Exact repetition of every record is required.

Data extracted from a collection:
☆ ☆ ☆ ☆

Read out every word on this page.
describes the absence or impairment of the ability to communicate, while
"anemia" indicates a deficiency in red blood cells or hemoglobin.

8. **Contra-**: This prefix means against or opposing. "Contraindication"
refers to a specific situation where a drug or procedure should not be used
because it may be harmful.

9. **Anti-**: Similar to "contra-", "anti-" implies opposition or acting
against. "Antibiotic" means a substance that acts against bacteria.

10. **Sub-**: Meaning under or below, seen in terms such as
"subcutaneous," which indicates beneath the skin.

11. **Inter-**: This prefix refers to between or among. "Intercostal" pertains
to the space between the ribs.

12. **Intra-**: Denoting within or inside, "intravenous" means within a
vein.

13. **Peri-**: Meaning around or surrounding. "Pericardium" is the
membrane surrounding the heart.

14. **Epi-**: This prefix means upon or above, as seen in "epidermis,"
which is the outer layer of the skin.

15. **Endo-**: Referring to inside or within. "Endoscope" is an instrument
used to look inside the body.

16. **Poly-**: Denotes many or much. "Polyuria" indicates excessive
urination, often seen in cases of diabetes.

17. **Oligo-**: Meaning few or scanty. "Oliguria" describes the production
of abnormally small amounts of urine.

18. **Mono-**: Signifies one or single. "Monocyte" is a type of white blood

☆ ☆ ☆ ☆

▶ **SOLUTION**
Read out every word on this page.
describes the absence or impairment of the ability to communicate, while
"anemia" indicates a deficiency in red blood cells or hemoglobin.

8. **Contra-**: This prefix means against or opposing. "Contraindication"
refers to a specific situation where a drug or procedure should not be used
because it may be harmful.

9. **Anti-**: Similar to "contra-", "anti-" implies opposition or acting
against. "Antibiotic" means a substance that acts against bacteria.

10. **Sub-**: Meaning under or below, seen in terms such as
"subcutaneous," which indicates beneath the skin.

11. **Inter-**: This prefix refers to between or among. "Intercostal" pertains
to the space between the ribs.

12. **Intra-**: Denoting within or inside, "intravenous" means within a
vein.

13. **Peri-**: Meaning around or surrounding. "Pericardium" is the
membrane surrounding the heart.

14. **Epi-**: This prefix means upon or above, as seen in "epidermis,"
which is the outer layer of the skin.

15. **Endo-**: Referring to inside or within. "Endoscope" is an instrument
used to look inside the body.

16. **Poly-**: Denotes many or much. "Polyuria" indicates excessive
urination, often seen in cases of diabetes.

17. **Oligo-**: Meaning few or scanty. "Oliguria" describes the production
of abnormally small amounts of urine.

18. **Mono-**: Signifies one or single. "Monocyte" is a type of white blood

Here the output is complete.